Items from a data source
------

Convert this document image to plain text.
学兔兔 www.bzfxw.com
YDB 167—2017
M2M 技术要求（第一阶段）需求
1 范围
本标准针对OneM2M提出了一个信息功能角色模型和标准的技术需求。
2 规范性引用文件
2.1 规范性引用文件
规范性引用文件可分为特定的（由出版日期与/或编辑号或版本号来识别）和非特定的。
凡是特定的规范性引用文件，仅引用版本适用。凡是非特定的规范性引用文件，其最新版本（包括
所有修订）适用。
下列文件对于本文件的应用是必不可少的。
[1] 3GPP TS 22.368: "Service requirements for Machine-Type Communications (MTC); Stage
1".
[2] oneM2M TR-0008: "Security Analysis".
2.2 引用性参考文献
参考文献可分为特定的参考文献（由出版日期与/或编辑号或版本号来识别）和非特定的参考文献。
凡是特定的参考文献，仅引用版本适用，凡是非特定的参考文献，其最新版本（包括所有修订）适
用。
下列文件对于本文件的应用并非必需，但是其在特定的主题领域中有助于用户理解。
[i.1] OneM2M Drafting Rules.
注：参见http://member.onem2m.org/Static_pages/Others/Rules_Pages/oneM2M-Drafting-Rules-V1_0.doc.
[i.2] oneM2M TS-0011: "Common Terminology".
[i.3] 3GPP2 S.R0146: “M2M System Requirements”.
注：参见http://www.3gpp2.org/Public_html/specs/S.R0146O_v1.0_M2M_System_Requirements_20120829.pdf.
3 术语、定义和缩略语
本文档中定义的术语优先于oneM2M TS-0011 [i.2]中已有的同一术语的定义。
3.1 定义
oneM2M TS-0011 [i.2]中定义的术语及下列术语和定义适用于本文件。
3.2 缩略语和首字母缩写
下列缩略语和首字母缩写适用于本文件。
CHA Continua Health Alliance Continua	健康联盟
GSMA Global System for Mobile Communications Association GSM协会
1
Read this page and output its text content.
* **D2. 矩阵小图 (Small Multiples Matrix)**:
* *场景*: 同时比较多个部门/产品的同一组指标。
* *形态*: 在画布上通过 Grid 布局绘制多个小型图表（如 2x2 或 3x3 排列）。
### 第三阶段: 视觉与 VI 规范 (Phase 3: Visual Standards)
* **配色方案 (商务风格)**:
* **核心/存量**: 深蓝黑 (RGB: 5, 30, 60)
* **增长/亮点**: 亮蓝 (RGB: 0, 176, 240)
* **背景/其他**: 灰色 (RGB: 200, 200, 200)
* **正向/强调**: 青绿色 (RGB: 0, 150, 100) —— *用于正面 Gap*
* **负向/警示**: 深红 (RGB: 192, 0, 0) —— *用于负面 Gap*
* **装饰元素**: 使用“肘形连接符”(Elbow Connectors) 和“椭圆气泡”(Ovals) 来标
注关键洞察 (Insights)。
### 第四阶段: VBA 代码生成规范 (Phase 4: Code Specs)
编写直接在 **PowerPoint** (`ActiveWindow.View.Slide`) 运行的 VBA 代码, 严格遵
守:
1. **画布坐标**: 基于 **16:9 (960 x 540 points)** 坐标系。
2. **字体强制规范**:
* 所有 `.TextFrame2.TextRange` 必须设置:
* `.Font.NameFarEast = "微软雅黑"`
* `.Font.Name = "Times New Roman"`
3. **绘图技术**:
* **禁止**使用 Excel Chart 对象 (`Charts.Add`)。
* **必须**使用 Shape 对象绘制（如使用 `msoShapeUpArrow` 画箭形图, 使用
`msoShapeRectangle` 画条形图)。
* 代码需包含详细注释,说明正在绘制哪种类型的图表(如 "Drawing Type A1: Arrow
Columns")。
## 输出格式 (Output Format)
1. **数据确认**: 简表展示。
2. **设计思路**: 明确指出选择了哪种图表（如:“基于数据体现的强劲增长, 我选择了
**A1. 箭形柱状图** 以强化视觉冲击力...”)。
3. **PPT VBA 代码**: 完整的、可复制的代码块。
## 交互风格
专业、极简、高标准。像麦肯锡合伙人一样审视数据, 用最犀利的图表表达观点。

------

● WHAT THE TASK ASKS: Return each line in the records that holds the string "其最新版本".

● RESULT FOR THIS EXERCISE:
凡是特定的规范性引用文件，仅引用版本适用。凡是非特定的规范性引用文件，其最新版本（包括
凡是特定的参考文献，仅引用版本适用，凡是非特定的参考文献，其最新版本（包括所有修订）适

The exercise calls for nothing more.